GIVEN INSTRUCTION:
Scan the following material for the string "ylabel" and copy each line in which it appears.

----------

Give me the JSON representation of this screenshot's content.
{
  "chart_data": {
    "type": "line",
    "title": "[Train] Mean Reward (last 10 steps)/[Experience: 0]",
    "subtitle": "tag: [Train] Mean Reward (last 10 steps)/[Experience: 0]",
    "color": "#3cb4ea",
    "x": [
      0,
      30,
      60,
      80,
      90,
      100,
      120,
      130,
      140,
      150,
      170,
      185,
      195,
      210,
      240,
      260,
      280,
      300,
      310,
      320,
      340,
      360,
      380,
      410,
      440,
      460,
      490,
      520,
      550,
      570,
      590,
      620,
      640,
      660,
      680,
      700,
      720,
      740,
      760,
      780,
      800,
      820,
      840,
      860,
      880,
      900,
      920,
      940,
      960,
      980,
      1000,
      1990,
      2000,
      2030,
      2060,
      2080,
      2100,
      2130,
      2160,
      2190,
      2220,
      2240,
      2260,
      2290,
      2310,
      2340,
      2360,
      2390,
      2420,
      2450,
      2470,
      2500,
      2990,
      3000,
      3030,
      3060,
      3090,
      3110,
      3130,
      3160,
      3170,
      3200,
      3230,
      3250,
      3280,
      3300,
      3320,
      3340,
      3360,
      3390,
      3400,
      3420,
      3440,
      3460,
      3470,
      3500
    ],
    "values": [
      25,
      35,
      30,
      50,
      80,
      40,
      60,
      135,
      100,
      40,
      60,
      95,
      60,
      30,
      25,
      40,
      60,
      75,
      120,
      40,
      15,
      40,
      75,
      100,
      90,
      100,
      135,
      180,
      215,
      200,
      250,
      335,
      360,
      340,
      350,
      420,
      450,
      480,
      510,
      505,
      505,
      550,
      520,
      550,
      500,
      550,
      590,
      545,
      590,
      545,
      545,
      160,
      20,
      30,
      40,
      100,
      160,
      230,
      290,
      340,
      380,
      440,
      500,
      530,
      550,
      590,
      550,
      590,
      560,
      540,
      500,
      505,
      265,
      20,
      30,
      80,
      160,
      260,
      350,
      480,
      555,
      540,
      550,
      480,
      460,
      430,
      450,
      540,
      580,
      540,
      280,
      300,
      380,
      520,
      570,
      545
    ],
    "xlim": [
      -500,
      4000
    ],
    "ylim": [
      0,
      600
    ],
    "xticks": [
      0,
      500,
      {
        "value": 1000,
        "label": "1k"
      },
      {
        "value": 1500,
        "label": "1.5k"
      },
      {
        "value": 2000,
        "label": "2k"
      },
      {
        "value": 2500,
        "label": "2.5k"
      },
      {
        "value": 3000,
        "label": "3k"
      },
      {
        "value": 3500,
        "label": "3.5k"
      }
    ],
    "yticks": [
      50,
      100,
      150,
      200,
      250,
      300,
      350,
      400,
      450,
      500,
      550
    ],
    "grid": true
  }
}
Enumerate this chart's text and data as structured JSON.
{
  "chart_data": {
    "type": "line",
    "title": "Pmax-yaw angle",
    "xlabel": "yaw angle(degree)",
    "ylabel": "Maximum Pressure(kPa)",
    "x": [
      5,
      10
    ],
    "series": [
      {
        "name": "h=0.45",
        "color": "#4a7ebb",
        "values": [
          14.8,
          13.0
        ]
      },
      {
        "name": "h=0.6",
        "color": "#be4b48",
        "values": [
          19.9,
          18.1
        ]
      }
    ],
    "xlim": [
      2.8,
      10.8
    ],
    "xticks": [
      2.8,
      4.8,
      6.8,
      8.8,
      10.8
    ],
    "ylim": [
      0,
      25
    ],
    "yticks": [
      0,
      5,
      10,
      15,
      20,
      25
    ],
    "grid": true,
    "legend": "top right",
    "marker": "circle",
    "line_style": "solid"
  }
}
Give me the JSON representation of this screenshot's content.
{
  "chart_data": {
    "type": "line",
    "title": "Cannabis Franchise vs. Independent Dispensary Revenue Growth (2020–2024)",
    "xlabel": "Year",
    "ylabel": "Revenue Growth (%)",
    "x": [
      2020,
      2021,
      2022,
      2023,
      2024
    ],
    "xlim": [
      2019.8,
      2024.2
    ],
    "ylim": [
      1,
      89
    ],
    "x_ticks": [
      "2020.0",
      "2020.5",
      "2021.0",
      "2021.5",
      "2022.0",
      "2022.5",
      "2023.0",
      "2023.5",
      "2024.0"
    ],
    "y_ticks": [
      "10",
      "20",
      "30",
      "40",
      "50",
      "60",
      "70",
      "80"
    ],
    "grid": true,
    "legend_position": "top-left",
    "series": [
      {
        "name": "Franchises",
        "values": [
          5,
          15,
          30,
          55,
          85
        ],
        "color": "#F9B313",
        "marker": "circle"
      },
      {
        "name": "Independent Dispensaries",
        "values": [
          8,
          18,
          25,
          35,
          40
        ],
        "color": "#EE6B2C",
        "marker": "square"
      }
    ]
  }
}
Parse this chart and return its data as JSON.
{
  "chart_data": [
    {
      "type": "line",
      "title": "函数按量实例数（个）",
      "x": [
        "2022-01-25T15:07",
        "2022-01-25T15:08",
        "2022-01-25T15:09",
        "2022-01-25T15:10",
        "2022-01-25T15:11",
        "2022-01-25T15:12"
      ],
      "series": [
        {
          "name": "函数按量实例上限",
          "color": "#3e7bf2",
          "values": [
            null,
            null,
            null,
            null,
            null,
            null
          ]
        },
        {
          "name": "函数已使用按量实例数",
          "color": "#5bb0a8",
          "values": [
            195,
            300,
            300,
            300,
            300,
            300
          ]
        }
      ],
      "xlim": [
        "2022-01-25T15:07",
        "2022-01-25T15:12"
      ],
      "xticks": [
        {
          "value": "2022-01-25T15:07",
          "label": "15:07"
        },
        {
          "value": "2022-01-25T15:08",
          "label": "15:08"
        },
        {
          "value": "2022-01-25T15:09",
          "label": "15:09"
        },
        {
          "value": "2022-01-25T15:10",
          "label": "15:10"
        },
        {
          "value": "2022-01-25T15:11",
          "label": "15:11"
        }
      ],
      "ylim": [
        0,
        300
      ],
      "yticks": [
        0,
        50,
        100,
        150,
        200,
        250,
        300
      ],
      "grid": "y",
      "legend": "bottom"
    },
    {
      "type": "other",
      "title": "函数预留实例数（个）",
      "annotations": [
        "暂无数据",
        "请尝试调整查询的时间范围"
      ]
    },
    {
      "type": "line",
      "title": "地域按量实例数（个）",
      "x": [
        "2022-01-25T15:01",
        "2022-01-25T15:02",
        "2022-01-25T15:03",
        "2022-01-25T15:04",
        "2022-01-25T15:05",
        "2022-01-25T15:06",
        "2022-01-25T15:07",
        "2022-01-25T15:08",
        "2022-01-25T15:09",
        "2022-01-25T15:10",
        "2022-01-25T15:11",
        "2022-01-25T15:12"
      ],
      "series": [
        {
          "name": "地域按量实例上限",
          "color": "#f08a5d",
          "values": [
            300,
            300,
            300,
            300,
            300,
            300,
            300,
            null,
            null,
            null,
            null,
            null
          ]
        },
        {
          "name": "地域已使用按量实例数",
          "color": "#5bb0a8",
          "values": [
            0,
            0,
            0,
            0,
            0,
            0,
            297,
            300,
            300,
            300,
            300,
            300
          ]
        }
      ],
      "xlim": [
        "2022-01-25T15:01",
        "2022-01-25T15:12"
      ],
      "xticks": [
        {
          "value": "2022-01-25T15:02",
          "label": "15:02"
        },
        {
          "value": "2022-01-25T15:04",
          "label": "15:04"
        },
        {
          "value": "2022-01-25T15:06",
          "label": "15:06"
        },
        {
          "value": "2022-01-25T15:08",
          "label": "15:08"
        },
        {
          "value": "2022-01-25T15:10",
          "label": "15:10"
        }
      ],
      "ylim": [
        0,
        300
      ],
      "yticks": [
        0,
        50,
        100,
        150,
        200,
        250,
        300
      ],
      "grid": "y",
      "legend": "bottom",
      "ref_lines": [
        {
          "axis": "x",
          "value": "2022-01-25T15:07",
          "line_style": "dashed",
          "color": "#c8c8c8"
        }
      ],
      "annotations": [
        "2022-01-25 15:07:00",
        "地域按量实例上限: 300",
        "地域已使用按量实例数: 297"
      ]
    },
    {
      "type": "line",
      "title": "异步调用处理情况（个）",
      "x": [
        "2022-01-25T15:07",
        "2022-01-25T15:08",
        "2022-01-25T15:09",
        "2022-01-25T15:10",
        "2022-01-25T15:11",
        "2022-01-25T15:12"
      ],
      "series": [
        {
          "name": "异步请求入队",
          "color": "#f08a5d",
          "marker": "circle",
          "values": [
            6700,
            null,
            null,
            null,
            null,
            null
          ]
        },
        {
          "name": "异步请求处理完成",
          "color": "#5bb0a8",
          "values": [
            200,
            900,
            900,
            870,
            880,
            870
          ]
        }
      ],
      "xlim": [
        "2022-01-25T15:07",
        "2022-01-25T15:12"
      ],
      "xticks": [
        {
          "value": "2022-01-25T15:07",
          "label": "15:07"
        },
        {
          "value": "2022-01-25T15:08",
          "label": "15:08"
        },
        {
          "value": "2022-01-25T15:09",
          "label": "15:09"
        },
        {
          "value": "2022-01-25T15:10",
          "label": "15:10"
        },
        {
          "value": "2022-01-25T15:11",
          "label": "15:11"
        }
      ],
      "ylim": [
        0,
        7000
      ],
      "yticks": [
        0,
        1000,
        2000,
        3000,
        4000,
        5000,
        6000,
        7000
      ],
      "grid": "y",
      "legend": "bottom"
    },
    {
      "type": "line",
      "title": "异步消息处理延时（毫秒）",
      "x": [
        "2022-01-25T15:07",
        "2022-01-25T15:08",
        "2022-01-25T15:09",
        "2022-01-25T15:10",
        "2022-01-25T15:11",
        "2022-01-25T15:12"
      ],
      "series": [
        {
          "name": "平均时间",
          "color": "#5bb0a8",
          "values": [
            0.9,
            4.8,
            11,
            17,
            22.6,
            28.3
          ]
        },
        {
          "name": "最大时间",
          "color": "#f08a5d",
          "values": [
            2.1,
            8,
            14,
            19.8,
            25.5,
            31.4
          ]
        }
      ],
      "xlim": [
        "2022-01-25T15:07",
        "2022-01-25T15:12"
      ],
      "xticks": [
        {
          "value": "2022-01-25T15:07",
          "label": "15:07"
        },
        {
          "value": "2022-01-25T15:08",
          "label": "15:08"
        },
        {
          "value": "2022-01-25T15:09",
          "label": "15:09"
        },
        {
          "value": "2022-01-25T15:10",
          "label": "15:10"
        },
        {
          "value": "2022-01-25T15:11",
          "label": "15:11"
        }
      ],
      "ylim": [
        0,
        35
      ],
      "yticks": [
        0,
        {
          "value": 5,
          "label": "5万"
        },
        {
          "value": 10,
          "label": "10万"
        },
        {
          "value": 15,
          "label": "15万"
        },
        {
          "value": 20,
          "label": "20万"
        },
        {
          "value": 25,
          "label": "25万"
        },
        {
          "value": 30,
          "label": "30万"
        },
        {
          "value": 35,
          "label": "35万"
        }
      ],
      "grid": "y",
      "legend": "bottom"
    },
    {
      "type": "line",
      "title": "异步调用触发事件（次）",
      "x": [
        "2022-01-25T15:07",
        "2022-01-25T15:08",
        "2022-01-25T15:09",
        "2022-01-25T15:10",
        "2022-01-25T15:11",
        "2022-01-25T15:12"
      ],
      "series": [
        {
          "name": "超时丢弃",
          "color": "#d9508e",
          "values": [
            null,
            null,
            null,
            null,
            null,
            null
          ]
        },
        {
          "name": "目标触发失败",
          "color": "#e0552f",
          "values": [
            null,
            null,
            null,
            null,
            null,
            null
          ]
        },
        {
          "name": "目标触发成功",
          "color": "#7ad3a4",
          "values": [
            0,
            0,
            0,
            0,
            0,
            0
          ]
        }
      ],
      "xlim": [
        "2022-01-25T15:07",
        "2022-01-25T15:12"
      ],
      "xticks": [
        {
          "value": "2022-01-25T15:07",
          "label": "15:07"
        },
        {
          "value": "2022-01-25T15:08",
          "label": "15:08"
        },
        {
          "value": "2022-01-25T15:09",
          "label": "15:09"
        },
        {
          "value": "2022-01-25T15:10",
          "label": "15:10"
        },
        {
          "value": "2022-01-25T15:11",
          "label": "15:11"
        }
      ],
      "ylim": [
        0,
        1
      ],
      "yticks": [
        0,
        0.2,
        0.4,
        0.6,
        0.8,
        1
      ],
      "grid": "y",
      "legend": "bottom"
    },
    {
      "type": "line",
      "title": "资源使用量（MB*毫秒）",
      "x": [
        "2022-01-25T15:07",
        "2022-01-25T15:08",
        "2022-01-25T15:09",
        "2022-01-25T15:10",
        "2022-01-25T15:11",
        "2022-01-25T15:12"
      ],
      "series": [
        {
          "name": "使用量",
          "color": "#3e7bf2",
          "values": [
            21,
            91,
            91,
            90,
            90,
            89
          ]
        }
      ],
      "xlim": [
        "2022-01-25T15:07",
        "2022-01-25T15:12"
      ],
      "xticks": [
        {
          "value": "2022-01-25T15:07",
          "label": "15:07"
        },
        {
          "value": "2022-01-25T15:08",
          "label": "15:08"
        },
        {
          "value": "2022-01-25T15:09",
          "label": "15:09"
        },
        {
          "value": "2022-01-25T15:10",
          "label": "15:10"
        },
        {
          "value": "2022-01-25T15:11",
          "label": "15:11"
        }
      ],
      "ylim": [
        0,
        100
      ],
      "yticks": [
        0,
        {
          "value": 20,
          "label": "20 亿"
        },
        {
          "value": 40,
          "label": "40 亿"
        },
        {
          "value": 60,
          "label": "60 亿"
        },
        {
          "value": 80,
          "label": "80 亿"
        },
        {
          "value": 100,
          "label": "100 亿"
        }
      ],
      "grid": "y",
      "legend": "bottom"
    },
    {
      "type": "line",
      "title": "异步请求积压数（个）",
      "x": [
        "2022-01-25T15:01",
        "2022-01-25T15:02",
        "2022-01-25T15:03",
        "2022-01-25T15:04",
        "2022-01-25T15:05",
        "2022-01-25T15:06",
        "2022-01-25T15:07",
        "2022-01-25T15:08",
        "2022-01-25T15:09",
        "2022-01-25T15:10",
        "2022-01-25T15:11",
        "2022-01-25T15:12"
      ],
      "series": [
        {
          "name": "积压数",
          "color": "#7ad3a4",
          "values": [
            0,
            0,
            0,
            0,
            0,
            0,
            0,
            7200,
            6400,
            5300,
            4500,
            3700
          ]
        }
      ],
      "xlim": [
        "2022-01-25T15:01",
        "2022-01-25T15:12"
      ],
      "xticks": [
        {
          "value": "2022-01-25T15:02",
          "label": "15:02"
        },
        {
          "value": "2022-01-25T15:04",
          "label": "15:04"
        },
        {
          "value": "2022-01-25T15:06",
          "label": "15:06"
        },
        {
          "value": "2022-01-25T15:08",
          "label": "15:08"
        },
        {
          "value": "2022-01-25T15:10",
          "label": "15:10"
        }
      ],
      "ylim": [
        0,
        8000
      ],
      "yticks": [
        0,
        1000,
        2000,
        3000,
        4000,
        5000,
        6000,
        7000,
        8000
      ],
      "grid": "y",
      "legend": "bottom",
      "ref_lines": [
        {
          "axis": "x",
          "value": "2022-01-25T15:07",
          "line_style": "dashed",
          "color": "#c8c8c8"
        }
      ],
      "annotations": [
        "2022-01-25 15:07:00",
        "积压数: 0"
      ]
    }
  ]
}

----------

RESPONSE BELOW:
    "ylabel": "Maximum Pressure(kPa)",
    "ylabel": "Revenue Growth (%)",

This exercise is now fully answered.